[Begin PROVIDED ENTRIES]
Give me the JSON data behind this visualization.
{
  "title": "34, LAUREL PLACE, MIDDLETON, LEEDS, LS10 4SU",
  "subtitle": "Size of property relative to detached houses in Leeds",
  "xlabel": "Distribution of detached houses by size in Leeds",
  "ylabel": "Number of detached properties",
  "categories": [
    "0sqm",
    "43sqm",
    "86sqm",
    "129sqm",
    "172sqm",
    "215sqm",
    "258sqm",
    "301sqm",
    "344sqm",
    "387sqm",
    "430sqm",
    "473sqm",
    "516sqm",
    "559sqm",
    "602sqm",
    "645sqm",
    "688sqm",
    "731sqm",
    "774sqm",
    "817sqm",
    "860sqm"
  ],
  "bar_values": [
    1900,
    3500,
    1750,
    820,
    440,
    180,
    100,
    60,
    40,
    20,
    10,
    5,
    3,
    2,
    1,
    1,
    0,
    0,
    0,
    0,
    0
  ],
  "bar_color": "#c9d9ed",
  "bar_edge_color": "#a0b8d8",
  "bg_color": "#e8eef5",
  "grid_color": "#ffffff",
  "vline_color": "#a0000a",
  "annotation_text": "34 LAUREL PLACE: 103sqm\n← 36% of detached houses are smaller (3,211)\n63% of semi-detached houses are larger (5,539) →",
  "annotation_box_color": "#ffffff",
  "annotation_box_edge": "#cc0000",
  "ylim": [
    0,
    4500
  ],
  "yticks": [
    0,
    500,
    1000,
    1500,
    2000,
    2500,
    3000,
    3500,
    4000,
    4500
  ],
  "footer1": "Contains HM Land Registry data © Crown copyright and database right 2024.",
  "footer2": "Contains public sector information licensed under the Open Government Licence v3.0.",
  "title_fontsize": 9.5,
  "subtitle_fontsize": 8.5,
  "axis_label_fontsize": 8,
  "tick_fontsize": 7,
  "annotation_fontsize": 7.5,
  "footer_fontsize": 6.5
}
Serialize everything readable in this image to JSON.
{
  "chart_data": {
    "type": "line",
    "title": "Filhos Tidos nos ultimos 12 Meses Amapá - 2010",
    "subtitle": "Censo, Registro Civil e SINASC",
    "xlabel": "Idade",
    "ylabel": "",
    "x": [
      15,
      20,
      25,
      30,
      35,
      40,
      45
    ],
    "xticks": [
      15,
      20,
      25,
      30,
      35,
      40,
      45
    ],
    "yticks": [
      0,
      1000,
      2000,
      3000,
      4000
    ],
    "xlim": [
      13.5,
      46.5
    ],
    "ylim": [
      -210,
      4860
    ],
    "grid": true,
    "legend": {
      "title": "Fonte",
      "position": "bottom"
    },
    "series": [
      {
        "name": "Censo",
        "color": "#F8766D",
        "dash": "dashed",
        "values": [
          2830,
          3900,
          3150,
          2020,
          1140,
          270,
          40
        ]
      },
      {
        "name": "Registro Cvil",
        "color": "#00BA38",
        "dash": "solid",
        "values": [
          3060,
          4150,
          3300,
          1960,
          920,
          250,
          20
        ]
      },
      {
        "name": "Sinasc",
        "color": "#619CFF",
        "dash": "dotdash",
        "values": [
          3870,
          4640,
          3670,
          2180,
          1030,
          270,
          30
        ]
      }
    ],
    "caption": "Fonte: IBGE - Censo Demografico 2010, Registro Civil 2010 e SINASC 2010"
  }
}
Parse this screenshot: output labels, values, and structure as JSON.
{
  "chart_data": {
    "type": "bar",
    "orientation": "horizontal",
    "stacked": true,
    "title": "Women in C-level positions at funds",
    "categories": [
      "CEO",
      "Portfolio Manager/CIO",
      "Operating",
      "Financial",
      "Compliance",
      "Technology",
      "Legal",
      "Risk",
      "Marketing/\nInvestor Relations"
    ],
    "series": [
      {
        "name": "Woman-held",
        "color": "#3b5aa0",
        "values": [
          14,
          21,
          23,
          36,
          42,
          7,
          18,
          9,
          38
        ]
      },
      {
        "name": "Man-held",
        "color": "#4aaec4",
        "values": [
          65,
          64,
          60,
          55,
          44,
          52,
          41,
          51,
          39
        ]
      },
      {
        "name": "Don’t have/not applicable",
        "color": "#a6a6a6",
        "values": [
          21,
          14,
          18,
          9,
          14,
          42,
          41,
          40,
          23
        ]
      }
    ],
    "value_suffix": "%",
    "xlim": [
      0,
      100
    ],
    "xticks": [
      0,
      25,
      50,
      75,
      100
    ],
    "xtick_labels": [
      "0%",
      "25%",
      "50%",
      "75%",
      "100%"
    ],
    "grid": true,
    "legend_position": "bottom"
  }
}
[End PROVIDED ENTRIES]
INSTRUCTIONS FOR THE TASK: Extract from the material all lines containing the string "xlabel".

SOLUTION TO THE EXERCISE:
  "xlabel": "Distribution of detached houses by size in Leeds",
    "xlabel": "Idade",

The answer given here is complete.